Document page records
+ + +

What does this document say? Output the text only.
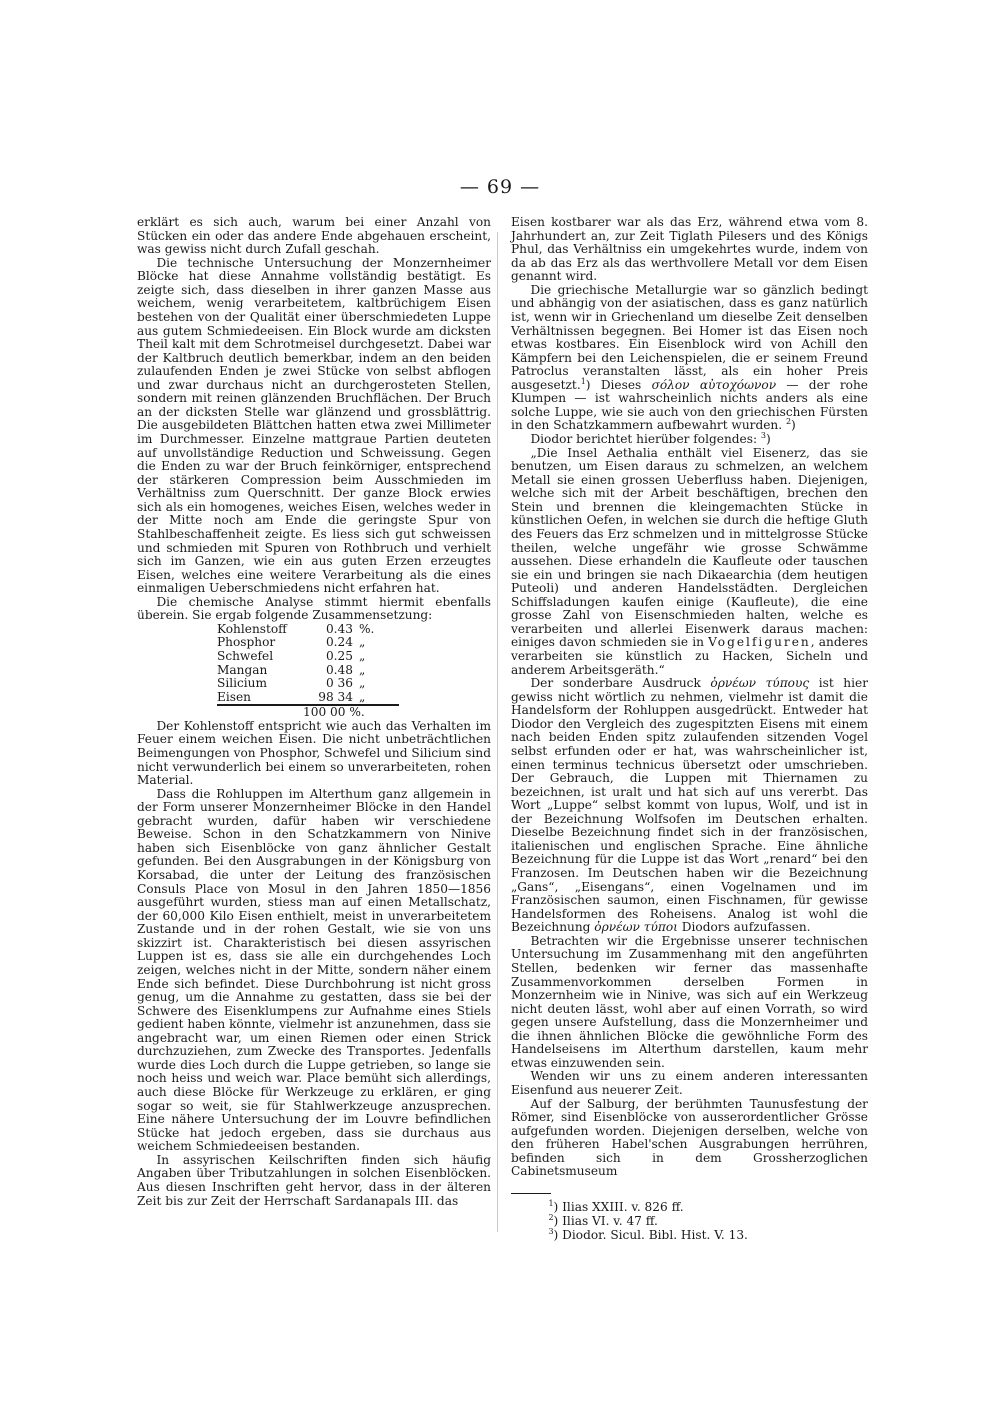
— 69 —

erklärt es sich auch, warum bei einer Anzahl von Stücken ein oder das andere Ende abgehauen erscheint, was gewiss nicht durch Zufall geschah.

Die technische Untersuchung der Monzernheimer Blöcke hat diese Annahme vollständig bestätigt. Es zeigte sich, dass dieselben in ihrer ganzen Masse aus weichem, wenig verarbeitetem, kaltbrüchigem Eisen bestehen von der Qualität einer überschmiedeten Luppe aus gutem Schmiedeeisen. Ein Block wurde am dicksten Theil kalt mit dem Schrotmeisel durchgesetzt. Dabei war der Kaltbruch deutlich bemerkbar, indem an den beiden zulaufenden Enden je zwei Stücke von selbst abflogen und zwar durchaus nicht an durchgerosteten Stellen, sondern mit reinen glänzenden Bruchflächen. Der Bruch an der dicksten Stelle war glänzend und grossblättrig. Die ausgebildeten Blättchen hatten etwa zwei Millimeter im Durchmesser. Einzelne mattgraue Partien deuteten auf unvollständige Reduction und Schweissung. Gegen die Enden zu war der Bruch feinkörniger, entsprechend der stärkeren Compression beim Ausschmieden im Verhältniss zum Querschnitt. Der ganze Block erwies sich als ein homogenes, weiches Eisen, welches weder in der Mitte noch am Ende die geringste Spur von Stahlbeschaffenheit zeigte. Es liess sich gut schweissen und schmieden mit Spuren von Rothbruch und verhielt sich im Ganzen, wie ein aus guten Erzen erzeugtes Eisen, welches eine weitere Verarbeitung als die eines einmaligen Ueberschmiedens nicht erfahren hat.

Die chemische Analyse stimmt hiermit ebenfalls überein. Sie ergab folgende Zusammensetzung:

Kohlenstoff	0.43	%.
Phosphor	0.24	„
Schwefel	0.25	„
Mangan	0.48	„
Silicium	0 36	„
Eisen	98 34	„
100 00 %.

Der Kohlenstoff entspricht wie auch das Verhalten im Feuer einem weichen Eisen. Die nicht unbeträchtlichen Beimengungen von Phosphor, Schwefel und Silicium sind nicht verwunderlich bei einem so unverarbeiteten, rohen Material.

Dass die Rohluppen im Alterthum ganz allgemein in der Form unserer Monzernheimer Blöcke in den Handel gebracht wurden, dafür haben wir verschiedene Beweise. Schon in den Schatzkammern von Ninive haben sich Eisenblöcke von ganz ähnlicher Gestalt gefunden. Bei den Ausgrabungen in der Königsburg von Korsabad, die unter der Leitung des französischen Consuls Place von Mosul in den Jahren 1850—1856 ausgeführt wurden, stiess man auf einen Metallschatz, der 60,000 Kilo Eisen enthielt, meist in unverarbeitetem Zustande und in der rohen Gestalt, wie sie von uns skizzirt ist. Charakteristisch bei diesen assyrischen Luppen ist es, dass sie alle ein durchgehendes Loch zeigen, welches nicht in der Mitte, sondern näher einem Ende sich befindet. Diese Durchbohrung ist nicht gross genug, um die Annahme zu gestatten, dass sie bei der Schwere des Eisenklumpens zur Aufnahme eines Stiels gedient haben könnte, vielmehr ist anzunehmen, dass sie angebracht war, um einen Riemen oder einen Strick durchzuziehen, zum Zwecke des Transportes. Jedenfalls wurde dies Loch durch die Luppe getrieben, so lange sie noch heiss und weich war. Place bemüht sich allerdings, auch diese Blöcke für Werkzeuge zu erklären, er ging sogar so weit, sie für Stahlwerkzeuge anzusprechen. Eine nähere Untersuchung der im Louvre befindlichen Stücke hat jedoch ergeben, dass sie durchaus aus weichem Schmiedeeisen bestanden.

In assyrischen Keilschriften finden sich häufig Angaben über Tributzahlungen in solchen Eisenblöcken. Aus diesen Inschriften geht hervor, dass in der älteren Zeit bis zur Zeit der Herrschaft Sardanapals III. das

Eisen kostbarer war als das Erz, während etwa vom 8. Jahrhundert an, zur Zeit Tiglath Pilesers und des Königs Phul, das Verhältniss ein umgekehrtes wurde, indem von da ab das Erz als das werthvollere Metall vor dem Eisen genannt wird.

Die griechische Metallurgie war so gänzlich bedingt und abhängig von der asiatischen, dass es ganz natürlich ist, wenn wir in Griechenland um dieselbe Zeit denselben Verhältnissen begegnen. Bei Homer ist das Eisen noch etwas kostbares. Ein Eisenblock wird von Achill den Kämpfern bei den Leichenspielen, die er seinem Freund Patroclus veranstalten lässt, als ein hoher Preis ausgesetzt.$^1$) Dieses σόλον αὐτοχόωνον — der rohe Klumpen — ist wahrscheinlich nichts anders als eine solche Luppe, wie sie auch von den griechischen Fürsten in den Schatzkammern aufbewahrt wurden. $^2$)

Diodor berichtet hierüber folgendes: $^3$)

„Die Insel Aethalia enthält viel Eisenerz, das sie benutzen, um Eisen daraus zu schmelzen, an welchem Metall sie einen grossen Ueberfluss haben. Diejenigen, welche sich mit der Arbeit beschäftigen, brechen den Stein und brennen die kleingemachten Stücke in künstlichen Oefen, in welchen sie durch die heftige Gluth des Feuers das Erz schmelzen und in mittelgrosse Stücke theilen, welche ungefähr wie grosse Schwämme aussehen. Diese erhandeln die Kaufleute oder tauschen sie ein und bringen sie nach Dikaearchia (dem heutigen Puteoli) und anderen Handelsstädten. Dergleichen Schiffsladungen kaufen einige (Kaufleute), die eine grosse Zahl von Eisenschmieden halten, welche es verarbeiten und allerlei Eisenwerk daraus machen: einiges davon schmieden sie in Vogelfiguren, anderes verarbeiten sie künstlich zu Hacken, Sicheln und anderem Arbeitsgeräth.“

Der sonderbare Ausdruck ὀρνέων τύπους ist hier gewiss nicht wörtlich zu nehmen, vielmehr ist damit die Handelsform der Rohluppen ausgedrückt. Entweder hat Diodor den Vergleich des zugespitzten Eisens mit einem nach beiden Enden spitz zulaufenden sitzenden Vogel selbst erfunden oder er hat, was wahrscheinlicher ist, einen terminus technicus übersetzt oder umschrieben. Der Gebrauch, die Luppen mit Thiernamen zu bezeichnen, ist uralt und hat sich auf uns vererbt. Das Wort „Luppe“ selbst kommt von lupus, Wolf, und ist in der Bezeichnung Wolfsofen im Deutschen erhalten. Dieselbe Bezeichnung findet sich in der französischen, italienischen und englischen Sprache. Eine ähnliche Bezeichnung für die Luppe ist das Wort „renard“ bei den Franzosen. Im Deutschen haben wir die Bezeichnung „Gans“, „Eisengans“, einen Vogelnamen und im Französischen saumon, einen Fischnamen, für gewisse Handelsformen des Roheisens. Analog ist wohl die Bezeichnung ὀρνέων τύποι Diodors aufzufassen.

Betrachten wir die Ergebnisse unserer technischen Untersuchung im Zusammenhang mit den angeführten Stellen, bedenken wir ferner das massenhafte Zusammenvorkommen derselben Formen in Monzernheim wie in Ninive, was sich auf ein Werkzeug nicht deuten lässt, wohl aber auf einen Vorrath, so wird gegen unsere Aufstellung, dass die Monzernheimer und die ihnen ähnlichen Blöcke die gewöhnliche Form des Handelseisens im Alterthum darstellen, kaum mehr etwas einzuwenden sein.

Wenden wir uns zu einem anderen interessanten Eisenfund aus neuerer Zeit.

Auf der Salburg, der berühmten Taunusfestung der Römer, sind Eisenblöcke von ausserordentlicher Grösse aufgefunden worden. Diejenigen derselben, welche von den früheren Habel'schen Ausgrabungen herrühren, befinden sich in dem Grossherzoglichen Cabinetsmuseum

$^1$) Ilias XXIII. v. 826 ff.

$^2$) Ilias VI. v. 47 ff.

$^3$) Diodor. Sicul. Bibl. Hist. V. 13.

+ + +

(WHAT THE TASK REQUIRES):
The answer is each line from the entries above in which the word "Silicium" occurs.

(TASK SOLUTION):
Silicium	0 36	„
Der Kohlenstoff entspricht wie auch das Verhalten im Feuer einem weichen Eisen. Die nicht unbeträchtlichen Beimengungen von Phosphor, Schwefel und Silicium sind nicht verwunderlich bei einem so unverarbeiteten, rohen Material.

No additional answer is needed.